**GIVEN ENTRIES**
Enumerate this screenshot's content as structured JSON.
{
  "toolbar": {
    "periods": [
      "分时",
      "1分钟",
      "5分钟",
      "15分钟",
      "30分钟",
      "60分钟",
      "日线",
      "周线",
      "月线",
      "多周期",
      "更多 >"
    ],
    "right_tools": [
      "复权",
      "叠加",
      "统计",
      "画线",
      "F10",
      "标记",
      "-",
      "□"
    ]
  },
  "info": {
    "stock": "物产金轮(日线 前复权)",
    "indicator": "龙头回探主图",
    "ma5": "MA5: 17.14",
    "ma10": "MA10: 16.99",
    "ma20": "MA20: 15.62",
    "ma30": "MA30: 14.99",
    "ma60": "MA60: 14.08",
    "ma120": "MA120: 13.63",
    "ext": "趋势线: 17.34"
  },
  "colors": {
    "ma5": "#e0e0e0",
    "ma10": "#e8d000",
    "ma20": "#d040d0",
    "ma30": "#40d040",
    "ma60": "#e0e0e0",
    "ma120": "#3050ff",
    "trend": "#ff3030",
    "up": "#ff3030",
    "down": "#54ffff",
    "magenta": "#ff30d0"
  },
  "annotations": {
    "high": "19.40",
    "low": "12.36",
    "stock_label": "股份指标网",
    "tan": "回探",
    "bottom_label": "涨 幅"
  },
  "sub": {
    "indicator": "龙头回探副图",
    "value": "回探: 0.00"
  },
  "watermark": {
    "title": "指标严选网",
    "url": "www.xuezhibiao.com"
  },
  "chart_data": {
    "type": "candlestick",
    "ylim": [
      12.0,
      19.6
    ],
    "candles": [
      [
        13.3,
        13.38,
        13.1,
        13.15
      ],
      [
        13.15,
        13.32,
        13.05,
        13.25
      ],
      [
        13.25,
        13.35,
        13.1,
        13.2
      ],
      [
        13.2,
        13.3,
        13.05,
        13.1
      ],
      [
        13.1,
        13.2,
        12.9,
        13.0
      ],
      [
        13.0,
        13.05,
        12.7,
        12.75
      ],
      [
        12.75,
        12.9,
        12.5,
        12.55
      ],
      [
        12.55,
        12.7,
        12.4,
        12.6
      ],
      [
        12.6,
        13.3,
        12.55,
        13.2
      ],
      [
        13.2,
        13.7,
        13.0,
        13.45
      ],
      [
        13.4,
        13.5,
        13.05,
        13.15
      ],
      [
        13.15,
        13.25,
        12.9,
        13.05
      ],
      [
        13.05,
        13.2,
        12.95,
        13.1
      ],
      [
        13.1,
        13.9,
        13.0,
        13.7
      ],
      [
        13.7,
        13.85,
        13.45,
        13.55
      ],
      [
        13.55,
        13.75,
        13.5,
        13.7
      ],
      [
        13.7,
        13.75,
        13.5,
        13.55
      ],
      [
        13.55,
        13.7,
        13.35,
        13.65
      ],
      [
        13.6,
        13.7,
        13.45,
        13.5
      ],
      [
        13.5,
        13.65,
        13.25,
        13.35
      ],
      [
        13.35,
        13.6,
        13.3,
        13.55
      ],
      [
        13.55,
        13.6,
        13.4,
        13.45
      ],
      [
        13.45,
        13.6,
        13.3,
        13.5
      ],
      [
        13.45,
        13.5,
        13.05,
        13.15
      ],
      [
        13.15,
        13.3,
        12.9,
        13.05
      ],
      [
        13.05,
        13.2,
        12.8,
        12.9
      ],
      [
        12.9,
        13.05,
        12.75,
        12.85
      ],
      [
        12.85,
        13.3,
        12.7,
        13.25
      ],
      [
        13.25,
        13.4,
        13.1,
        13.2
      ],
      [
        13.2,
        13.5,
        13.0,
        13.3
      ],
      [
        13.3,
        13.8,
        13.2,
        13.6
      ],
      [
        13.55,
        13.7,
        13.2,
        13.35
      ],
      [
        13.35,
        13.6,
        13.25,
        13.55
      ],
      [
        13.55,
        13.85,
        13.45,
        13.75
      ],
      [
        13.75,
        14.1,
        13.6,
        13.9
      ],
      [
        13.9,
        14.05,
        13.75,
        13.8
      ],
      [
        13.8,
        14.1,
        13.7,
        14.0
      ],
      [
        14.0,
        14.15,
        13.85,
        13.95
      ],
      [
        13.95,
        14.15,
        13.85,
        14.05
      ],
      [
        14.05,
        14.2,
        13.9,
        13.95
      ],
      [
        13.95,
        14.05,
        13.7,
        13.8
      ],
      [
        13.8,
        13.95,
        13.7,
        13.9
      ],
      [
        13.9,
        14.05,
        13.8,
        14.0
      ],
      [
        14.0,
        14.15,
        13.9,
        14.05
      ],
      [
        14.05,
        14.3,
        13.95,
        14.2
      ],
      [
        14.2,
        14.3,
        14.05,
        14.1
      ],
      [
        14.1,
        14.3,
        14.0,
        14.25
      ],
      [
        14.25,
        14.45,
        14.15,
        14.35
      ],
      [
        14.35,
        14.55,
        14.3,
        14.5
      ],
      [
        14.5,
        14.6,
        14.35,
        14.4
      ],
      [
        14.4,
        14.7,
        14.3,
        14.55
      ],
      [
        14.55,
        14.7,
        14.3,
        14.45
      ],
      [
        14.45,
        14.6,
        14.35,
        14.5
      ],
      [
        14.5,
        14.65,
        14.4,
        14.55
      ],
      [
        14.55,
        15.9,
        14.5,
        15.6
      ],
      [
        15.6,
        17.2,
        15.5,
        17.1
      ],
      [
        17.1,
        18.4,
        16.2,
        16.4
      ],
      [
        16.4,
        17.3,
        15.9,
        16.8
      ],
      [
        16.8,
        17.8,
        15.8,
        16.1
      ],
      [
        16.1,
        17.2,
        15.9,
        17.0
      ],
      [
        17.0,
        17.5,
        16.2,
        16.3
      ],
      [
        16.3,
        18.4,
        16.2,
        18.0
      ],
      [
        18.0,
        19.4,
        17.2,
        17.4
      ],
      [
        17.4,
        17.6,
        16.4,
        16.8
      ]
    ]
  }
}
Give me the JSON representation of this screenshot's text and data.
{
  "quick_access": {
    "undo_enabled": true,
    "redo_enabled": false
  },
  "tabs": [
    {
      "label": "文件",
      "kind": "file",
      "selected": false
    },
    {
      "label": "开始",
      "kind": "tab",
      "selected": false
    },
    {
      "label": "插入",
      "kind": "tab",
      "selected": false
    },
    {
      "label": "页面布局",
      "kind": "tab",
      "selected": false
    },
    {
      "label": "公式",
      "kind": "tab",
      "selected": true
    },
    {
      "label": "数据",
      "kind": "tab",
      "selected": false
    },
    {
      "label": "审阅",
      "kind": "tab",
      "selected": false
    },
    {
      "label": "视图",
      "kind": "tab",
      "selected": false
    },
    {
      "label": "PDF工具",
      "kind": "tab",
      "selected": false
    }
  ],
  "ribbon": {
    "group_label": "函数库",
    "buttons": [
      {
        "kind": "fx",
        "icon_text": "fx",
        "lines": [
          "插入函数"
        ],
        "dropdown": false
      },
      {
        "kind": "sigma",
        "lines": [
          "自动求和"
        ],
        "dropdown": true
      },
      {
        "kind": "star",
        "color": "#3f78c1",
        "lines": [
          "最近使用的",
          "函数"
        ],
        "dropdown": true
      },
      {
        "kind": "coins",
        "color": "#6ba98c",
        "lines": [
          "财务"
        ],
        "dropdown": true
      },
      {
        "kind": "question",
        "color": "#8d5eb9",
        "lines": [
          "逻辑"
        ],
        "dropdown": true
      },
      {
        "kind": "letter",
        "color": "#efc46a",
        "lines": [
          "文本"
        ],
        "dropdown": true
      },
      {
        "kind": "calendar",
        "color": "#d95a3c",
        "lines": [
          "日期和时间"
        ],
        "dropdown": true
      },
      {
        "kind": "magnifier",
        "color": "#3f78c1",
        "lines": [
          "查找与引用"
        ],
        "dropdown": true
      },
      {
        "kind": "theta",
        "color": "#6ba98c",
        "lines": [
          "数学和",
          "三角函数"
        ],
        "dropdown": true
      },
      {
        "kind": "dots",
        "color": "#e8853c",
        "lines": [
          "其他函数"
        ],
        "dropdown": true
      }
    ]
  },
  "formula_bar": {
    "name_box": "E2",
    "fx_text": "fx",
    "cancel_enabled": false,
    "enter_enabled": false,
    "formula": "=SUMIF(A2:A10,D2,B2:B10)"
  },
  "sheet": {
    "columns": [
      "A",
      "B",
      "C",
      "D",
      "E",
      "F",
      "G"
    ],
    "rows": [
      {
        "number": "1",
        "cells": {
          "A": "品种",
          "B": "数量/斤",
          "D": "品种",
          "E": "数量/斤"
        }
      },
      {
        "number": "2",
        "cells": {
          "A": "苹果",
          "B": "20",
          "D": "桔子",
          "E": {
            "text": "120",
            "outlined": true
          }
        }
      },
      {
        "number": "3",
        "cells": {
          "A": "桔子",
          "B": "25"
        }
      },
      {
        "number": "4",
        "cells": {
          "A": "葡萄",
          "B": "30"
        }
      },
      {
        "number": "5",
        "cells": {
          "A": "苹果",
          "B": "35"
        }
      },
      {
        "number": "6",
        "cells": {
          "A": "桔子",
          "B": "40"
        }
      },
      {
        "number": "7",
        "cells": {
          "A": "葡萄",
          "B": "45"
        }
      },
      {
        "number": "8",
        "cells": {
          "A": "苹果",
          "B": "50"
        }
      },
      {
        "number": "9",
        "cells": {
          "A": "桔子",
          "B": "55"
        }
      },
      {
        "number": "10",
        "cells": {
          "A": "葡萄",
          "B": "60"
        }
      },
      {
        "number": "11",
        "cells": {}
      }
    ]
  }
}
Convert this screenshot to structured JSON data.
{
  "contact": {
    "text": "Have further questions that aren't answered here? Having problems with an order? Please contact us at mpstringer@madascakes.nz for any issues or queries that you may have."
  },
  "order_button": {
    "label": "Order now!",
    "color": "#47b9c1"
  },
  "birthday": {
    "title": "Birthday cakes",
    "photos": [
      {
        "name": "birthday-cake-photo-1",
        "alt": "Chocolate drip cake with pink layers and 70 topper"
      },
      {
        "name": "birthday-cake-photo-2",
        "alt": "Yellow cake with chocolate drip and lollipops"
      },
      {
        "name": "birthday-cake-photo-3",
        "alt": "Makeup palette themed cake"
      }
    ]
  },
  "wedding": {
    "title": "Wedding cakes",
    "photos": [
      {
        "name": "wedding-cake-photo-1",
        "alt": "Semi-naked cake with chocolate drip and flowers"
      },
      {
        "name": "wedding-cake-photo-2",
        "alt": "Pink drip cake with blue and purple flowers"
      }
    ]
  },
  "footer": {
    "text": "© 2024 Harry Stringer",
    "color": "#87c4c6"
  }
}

**DIRECTIONS**
Every line holding "flowers" should be copied out.

**RESULT**
        "alt": "Semi-naked cake with chocolate drip and flowers"
        "alt": "Pink drip cake with blue and purple flowers"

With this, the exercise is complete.